Figure content listings:
= = =

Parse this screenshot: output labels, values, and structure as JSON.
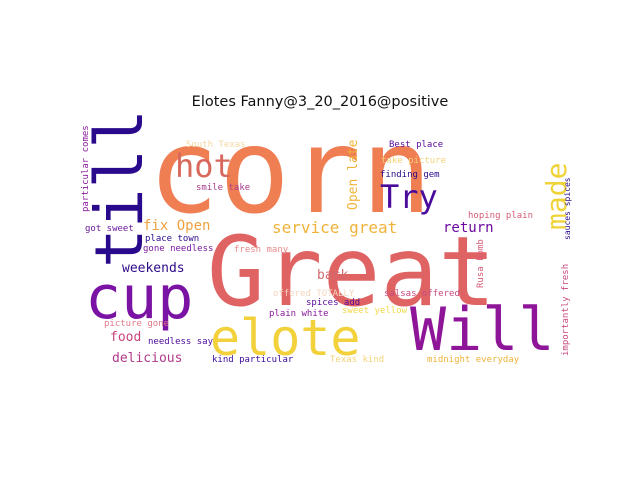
{
  "title": "Elotes Fanny@3_20_2016@positive",
  "palette": "plasma",
  "words": [
    {
      "text": "corn",
      "color": "#ef7e53"
    },
    {
      "text": "Great",
      "color": "#e06363"
    },
    {
      "text": "till",
      "color": "#2a0a8c"
    },
    {
      "text": "cup",
      "color": "#7a12a3"
    },
    {
      "text": "elote",
      "color": "#f2d13a"
    },
    {
      "text": "Will",
      "color": "#8e1598"
    },
    {
      "text": "hot",
      "color": "#d9685c"
    },
    {
      "text": "Try",
      "color": "#4a0a9c"
    },
    {
      "text": "made",
      "color": "#f0d338"
    },
    {
      "text": "service great",
      "color": "#f0b33a"
    },
    {
      "text": "Open late",
      "color": "#f0b33a"
    },
    {
      "text": "fix Open",
      "color": "#efa23f"
    },
    {
      "text": "return",
      "color": "#6a0aa0"
    },
    {
      "text": "weekends",
      "color": "#2e0b8a"
    },
    {
      "text": "back",
      "color": "#d06a70"
    },
    {
      "text": "food",
      "color": "#c8437a"
    },
    {
      "text": "delicious",
      "color": "#b23a8a"
    },
    {
      "text": "particular comes",
      "color": "#8a1a9c"
    },
    {
      "text": "South Texas",
      "color": "#f4d8a0"
    },
    {
      "text": "Best place",
      "color": "#5a0a9c"
    },
    {
      "text": "take picture",
      "color": "#f4d27a"
    },
    {
      "text": "finding gem",
      "color": "#2a0a8c"
    },
    {
      "text": "smile take",
      "color": "#a83a8a"
    },
    {
      "text": "hoping plain",
      "color": "#d65a78"
    },
    {
      "text": "sauces spices",
      "color": "#2a0a8c"
    },
    {
      "text": "got sweet",
      "color": "#6a1a9c"
    },
    {
      "text": "place town",
      "color": "#2a0a8c"
    },
    {
      "text": "gone needless",
      "color": "#7a1aa0"
    },
    {
      "text": "fresh many",
      "color": "#e88a8a"
    },
    {
      "text": "salsas offered",
      "color": "#c84a80"
    },
    {
      "text": "Rusa bomb",
      "color": "#d65a78"
    },
    {
      "text": "importantly fresh",
      "color": "#c84a80"
    },
    {
      "text": "spices add",
      "color": "#5a0a9c"
    },
    {
      "text": "sweet yellow",
      "color": "#f2d84a"
    },
    {
      "text": "plain white",
      "color": "#8a1a9c"
    },
    {
      "text": "offered TOTALLY",
      "color": "#f4d6c0"
    },
    {
      "text": "picture gone",
      "color": "#e07a8a"
    },
    {
      "text": "needless say",
      "color": "#4a0a9c"
    },
    {
      "text": "kind particular",
      "color": "#3a0a9c"
    },
    {
      "text": "Texas kind",
      "color": "#f4d27a"
    },
    {
      "text": "midnight everyday",
      "color": "#f0b33a"
    }
  ]
}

= = =

Exercise: Output every entry word for word, but omit the pictures.

Exercise result:
Parse this screenshot: output labels, values, and structure as JSON.
{
  "title": "Elotes Fanny@3_20_2016@positive",
  "palette": "plasma",
  "words": [
    {
      "text": "corn",
      "color": "#ef7e53"
    },
    {
      "text": "Great",
      "color": "#e06363"
    },
    {
      "text": "till",
      "color": "#2a0a8c"
    },
    {
      "text": "cup",
      "color": "#7a12a3"
    },
    {
      "text": "elote",
      "color": "#f2d13a"
    },
    {
      "text": "Will",
      "color": "#8e1598"
    },
    {
      "text": "hot",
      "color": "#d9685c"
    },
    {
      "text": "Try",
      "color": "#4a0a9c"
    },
    {
      "text": "made",
      "color": "#f0d338"
    },
    {
      "text": "service great",
      "color": "#f0b33a"
    },
    {
      "text": "Open late",
      "color": "#f0b33a"
    },
    {
      "text": "fix Open",
      "color": "#efa23f"
    },
    {
      "text": "return",
      "color": "#6a0aa0"
    },
    {
      "text": "weekends",
      "color": "#2e0b8a"
    },
    {
      "text": "back",
      "color": "#d06a70"
    },
    {
      "text": "food",
      "color": "#c8437a"
    },
    {
      "text": "delicious",
      "color": "#b23a8a"
    },
    {
      "text": "particular comes",
      "color": "#8a1a9c"
    },
    {
      "text": "South Texas",
      "color": "#f4d8a0"
    },
    {
      "text": "Best place",
      "color": "#5a0a9c"
    },
    {
      "text": "take picture",
      "color": "#f4d27a"
    },
    {
      "text": "finding gem",
      "color": "#2a0a8c"
    },
    {
      "text": "smile take",
      "color": "#a83a8a"
    },
    {
      "text": "hoping plain",
      "color": "#d65a78"
    },
    {
      "text": "sauces spices",
      "color": "#2a0a8c"
    },
    {
      "text": "got sweet",
      "color": "#6a1a9c"
    },
    {
      "text": "place town",
      "color": "#2a0a8c"
    },
    {
      "text": "gone needless",
      "color": "#7a1aa0"
    },
    {
      "text": "fresh many",
      "color": "#e88a8a"
    },
    {
      "text": "salsas offered",
      "color": "#c84a80"
    },
    {
      "text": "Rusa bomb",
      "color": "#d65a78"
    },
    {
      "text": "importantly fresh",
      "color": "#c84a80"
    },
    {
      "text": "spices add",
      "color": "#5a0a9c"
    },
    {
      "text": "sweet yellow",
      "color": "#f2d84a"
    },
    {
      "text": "plain white",
      "color": "#8a1a9c"
    },
    {
      "text": "offered TOTALLY",
      "color": "#f4d6c0"
    },
    {
      "text": "picture gone",
      "color": "#e07a8a"
    },
    {
      "text": "needless say",
      "color": "#4a0a9c"
    },
    {
      "text": "kind particular",
      "color": "#3a0a9c"
    },
    {
      "text": "Texas kind",
      "color": "#f4d27a"
    },
    {
      "text": "midnight everyday",
      "color": "#f0b33a"
    }
  ]
}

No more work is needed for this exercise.